GOAL: Among the following entries, count the lines that contain "carico" and report only the result.

SUPPLIED MATERIAL:
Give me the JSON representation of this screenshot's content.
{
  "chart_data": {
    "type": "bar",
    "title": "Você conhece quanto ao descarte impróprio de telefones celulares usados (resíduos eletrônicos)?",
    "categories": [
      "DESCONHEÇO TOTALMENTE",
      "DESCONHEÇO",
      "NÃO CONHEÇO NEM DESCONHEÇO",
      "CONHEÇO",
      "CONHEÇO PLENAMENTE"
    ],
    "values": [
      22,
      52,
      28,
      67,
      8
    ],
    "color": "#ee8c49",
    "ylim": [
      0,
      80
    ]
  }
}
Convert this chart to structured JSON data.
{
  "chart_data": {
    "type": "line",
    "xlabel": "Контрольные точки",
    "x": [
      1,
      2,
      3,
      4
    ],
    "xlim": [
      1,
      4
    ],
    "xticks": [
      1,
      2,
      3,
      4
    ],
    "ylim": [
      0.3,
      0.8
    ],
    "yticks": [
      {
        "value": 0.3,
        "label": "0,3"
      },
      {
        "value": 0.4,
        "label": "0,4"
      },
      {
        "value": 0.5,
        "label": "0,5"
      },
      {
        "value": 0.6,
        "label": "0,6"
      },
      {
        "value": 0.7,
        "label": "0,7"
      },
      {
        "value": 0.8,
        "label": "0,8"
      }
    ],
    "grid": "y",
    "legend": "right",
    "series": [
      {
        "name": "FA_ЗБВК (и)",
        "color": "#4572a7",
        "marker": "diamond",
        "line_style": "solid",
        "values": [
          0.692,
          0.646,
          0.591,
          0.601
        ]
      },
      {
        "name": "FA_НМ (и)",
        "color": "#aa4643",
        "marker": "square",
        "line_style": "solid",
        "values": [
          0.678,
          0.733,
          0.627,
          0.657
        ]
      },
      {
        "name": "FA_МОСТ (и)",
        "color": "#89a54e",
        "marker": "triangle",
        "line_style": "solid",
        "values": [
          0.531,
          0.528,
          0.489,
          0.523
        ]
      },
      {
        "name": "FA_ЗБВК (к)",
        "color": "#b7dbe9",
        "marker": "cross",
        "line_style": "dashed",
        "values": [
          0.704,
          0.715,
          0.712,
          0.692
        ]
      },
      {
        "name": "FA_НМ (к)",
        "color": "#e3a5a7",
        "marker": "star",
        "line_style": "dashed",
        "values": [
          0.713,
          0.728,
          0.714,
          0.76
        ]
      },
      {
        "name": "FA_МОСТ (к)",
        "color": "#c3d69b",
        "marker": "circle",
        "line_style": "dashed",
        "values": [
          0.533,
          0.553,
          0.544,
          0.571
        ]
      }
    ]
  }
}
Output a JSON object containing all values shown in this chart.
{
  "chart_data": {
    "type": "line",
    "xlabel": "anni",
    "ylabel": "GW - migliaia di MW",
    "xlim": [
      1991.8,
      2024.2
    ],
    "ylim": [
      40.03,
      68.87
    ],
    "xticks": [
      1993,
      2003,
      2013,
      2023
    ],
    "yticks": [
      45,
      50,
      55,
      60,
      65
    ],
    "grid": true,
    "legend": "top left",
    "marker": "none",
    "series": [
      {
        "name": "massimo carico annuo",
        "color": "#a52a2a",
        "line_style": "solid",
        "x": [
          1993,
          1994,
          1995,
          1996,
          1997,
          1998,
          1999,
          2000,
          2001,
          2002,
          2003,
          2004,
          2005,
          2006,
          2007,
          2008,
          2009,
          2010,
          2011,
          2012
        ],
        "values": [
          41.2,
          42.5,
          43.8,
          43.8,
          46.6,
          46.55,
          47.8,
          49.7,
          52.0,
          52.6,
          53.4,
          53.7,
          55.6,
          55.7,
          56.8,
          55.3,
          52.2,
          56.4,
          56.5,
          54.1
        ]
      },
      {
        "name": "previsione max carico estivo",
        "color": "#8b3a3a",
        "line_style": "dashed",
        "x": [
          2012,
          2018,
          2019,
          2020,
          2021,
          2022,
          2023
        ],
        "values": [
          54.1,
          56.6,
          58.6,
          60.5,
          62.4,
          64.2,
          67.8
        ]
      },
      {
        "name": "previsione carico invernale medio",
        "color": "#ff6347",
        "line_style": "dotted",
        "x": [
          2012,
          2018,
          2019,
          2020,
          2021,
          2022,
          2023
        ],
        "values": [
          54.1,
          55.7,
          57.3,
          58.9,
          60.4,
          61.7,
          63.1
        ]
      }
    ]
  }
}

TASK RESULT: 3